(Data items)

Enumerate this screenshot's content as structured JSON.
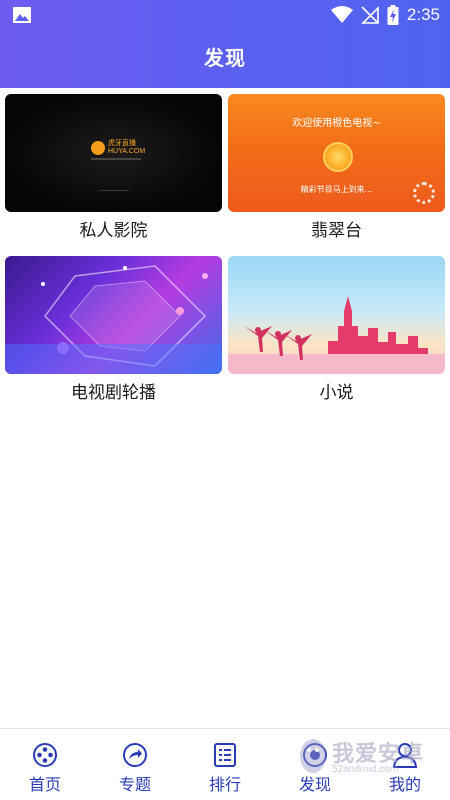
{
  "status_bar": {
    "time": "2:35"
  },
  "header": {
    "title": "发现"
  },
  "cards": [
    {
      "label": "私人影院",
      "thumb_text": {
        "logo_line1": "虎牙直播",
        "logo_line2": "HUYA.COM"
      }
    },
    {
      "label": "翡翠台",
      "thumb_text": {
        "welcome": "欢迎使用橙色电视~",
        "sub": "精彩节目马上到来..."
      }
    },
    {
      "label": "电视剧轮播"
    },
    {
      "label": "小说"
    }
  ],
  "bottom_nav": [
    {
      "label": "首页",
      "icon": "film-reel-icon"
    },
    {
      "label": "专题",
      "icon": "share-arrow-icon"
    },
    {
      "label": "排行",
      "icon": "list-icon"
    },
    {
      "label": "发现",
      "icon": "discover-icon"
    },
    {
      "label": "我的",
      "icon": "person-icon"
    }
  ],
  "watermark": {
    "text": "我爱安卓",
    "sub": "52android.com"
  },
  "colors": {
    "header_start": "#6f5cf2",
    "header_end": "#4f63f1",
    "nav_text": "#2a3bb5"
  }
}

Do this =>
Write out each entry exactly as given, but skip the pictures.

Response =>
Enumerate this screenshot's content as structured JSON.
{
  "status_bar": {
    "time": "2:35"
  },
  "header": {
    "title": "发现"
  },
  "cards": [
    {
      "label": "私人影院",
      "thumb_text": {
        "logo_line1": "虎牙直播",
        "logo_line2": "HUYA.COM"
      }
    },
    {
      "label": "翡翠台",
      "thumb_text": {
        "welcome": "欢迎使用橙色电视~",
        "sub": "精彩节目马上到来..."
      }
    },
    {
      "label": "电视剧轮播"
    },
    {
      "label": "小说"
    }
  ],
  "bottom_nav": [
    {
      "label": "首页",
      "icon": "film-reel-icon"
    },
    {
      "label": "专题",
      "icon": "share-arrow-icon"
    },
    {
      "label": "排行",
      "icon": "list-icon"
    },
    {
      "label": "发现",
      "icon": "discover-icon"
    },
    {
      "label": "我的",
      "icon": "person-icon"
    }
  ],
  "watermark": {
    "text": "我爱安卓",
    "sub": "52android.com"
  },
  "colors": {
    "header_start": "#6f5cf2",
    "header_end": "#4f63f1",
    "nav_text": "#2a3bb5"
  }
}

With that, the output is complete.